(Items from a dataset)

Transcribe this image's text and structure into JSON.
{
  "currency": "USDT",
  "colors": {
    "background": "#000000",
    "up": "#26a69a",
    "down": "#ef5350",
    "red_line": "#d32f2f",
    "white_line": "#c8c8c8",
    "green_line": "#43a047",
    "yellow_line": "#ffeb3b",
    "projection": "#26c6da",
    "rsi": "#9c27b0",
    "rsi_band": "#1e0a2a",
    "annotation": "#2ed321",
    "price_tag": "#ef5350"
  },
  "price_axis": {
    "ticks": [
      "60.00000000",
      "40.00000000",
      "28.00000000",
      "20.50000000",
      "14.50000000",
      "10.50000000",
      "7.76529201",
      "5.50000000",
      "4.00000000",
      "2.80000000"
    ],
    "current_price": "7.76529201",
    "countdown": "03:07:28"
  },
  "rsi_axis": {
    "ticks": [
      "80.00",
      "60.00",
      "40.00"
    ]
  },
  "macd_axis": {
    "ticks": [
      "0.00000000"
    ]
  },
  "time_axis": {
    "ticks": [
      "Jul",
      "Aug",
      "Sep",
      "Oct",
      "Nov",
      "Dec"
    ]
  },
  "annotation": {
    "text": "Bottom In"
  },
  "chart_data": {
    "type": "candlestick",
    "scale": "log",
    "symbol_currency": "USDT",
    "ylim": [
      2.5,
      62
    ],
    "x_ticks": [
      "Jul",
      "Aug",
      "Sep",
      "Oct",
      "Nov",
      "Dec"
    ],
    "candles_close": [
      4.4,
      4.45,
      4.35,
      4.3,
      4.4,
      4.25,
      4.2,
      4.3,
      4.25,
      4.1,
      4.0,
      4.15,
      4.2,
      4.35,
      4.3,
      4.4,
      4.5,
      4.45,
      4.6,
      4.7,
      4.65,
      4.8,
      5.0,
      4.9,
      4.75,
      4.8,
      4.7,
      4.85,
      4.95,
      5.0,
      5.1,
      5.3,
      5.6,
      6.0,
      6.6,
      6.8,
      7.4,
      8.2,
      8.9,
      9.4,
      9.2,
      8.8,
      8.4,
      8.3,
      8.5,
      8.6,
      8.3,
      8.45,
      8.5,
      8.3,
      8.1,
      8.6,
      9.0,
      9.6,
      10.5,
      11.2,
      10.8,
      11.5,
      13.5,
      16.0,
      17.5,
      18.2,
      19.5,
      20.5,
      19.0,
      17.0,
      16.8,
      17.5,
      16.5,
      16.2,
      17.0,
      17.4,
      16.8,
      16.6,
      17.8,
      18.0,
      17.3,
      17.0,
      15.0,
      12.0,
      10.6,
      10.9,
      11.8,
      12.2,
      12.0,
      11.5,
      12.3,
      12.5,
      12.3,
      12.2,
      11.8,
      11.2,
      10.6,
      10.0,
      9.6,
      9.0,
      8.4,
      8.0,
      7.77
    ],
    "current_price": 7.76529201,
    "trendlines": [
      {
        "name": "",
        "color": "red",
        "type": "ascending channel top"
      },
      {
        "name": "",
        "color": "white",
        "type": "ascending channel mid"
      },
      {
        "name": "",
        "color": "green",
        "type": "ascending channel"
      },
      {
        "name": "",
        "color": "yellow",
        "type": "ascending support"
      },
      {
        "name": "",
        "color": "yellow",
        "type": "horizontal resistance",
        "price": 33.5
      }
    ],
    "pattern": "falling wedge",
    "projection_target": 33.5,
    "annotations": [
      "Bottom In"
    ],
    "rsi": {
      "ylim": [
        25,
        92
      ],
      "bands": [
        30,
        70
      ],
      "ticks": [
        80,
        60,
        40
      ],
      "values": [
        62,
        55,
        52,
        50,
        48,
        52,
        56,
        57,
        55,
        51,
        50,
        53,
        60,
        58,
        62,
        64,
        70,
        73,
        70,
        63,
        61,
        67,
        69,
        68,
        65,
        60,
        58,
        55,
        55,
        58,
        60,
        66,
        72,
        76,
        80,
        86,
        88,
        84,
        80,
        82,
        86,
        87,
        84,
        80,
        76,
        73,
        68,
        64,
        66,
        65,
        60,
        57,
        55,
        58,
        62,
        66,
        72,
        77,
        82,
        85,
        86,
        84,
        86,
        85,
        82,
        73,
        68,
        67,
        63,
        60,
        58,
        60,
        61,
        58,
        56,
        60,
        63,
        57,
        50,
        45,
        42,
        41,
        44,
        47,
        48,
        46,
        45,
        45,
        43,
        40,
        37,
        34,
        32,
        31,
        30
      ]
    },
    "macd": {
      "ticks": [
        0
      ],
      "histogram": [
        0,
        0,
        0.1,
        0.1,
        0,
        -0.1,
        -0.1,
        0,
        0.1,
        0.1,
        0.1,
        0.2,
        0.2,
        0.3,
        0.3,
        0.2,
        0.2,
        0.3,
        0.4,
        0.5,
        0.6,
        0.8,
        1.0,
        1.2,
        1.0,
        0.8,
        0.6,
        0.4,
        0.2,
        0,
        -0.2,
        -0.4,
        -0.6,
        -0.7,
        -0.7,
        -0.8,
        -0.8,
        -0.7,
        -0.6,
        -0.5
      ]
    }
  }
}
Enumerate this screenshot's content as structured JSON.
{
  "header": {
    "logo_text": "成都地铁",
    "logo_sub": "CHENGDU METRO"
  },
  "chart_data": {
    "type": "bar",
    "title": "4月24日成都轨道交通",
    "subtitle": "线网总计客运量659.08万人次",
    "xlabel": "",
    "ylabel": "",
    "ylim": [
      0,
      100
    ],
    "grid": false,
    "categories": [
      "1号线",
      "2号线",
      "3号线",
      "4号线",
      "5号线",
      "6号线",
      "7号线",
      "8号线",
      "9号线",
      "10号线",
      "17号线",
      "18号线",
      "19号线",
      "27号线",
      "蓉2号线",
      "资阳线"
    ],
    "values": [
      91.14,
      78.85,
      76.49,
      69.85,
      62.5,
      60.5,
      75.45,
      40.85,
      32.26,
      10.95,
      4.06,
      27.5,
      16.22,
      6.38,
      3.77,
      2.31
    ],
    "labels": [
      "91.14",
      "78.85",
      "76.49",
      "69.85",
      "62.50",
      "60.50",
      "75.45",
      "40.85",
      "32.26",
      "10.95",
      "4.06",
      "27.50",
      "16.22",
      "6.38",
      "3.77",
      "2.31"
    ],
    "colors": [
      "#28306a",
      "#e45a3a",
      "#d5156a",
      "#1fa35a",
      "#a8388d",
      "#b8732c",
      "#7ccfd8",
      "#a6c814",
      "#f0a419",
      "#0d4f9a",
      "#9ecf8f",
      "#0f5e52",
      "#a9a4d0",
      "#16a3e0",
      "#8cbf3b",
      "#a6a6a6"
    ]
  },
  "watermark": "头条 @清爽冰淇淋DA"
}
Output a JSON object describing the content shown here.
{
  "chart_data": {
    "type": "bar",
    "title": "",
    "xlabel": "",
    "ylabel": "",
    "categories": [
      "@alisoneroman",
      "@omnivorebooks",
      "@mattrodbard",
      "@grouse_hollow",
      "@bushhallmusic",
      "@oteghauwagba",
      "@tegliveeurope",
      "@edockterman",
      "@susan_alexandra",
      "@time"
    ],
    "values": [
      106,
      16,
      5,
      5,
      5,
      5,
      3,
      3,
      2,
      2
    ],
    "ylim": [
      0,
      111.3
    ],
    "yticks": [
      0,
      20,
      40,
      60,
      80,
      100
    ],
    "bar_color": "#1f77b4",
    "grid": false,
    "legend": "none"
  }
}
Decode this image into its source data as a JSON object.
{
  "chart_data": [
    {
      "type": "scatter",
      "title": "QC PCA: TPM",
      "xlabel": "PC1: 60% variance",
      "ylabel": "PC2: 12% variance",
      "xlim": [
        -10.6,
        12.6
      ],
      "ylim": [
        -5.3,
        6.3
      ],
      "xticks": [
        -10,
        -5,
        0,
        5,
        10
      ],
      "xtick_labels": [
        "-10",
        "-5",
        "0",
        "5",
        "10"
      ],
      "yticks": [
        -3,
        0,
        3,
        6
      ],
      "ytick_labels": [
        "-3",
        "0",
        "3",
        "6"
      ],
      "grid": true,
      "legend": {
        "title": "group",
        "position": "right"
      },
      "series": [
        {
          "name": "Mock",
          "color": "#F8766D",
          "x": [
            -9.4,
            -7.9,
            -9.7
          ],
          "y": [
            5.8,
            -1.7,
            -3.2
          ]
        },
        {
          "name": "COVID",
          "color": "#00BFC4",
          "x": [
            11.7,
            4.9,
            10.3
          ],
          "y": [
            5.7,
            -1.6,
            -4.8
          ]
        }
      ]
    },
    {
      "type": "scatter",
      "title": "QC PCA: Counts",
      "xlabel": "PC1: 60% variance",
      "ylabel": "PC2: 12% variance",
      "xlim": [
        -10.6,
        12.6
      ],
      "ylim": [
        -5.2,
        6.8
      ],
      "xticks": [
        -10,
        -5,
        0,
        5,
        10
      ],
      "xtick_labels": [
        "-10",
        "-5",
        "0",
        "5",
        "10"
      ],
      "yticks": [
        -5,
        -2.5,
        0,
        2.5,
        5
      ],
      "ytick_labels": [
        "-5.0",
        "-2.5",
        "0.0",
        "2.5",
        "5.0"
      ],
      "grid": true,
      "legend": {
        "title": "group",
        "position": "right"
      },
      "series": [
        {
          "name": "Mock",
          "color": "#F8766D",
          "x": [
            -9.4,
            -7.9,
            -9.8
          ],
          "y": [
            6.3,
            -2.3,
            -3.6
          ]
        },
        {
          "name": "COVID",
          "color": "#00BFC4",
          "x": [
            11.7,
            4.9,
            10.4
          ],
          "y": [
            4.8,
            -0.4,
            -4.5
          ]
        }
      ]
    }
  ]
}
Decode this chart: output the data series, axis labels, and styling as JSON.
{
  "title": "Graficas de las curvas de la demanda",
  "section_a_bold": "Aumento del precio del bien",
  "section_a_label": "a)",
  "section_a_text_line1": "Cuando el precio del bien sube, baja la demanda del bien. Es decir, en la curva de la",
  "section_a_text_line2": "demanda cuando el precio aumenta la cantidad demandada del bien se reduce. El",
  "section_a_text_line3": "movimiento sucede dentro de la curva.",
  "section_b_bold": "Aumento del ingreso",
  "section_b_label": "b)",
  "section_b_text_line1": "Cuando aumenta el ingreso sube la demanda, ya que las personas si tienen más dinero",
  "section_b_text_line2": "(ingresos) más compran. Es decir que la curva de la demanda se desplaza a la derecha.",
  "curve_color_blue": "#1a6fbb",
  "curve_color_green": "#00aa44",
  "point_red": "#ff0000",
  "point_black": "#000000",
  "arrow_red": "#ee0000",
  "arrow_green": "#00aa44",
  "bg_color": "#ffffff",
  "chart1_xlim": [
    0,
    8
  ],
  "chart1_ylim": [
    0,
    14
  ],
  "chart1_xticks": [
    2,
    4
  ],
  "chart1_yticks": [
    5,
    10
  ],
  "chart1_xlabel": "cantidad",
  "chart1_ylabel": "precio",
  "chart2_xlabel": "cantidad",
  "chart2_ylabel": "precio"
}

— Task to complete —
Find every line that holds "demanda" and copy it.

— Result —
  "title": "Graficas de las curvas de la demanda",
  "section_a_text_line1": "Cuando el precio del bien sube, baja la demanda del bien. Es decir, en la curva de la",
  "section_a_text_line2": "demanda cuando el precio aumenta la cantidad demandada del bien se reduce. El",
  "section_b_text_line1": "Cuando aumenta el ingreso sube la demanda, ya que las personas si tienen más dinero",
  "section_b_text_line2": "(ingresos) más compran. Es decir que la curva de la demanda se desplaza a la derecha.",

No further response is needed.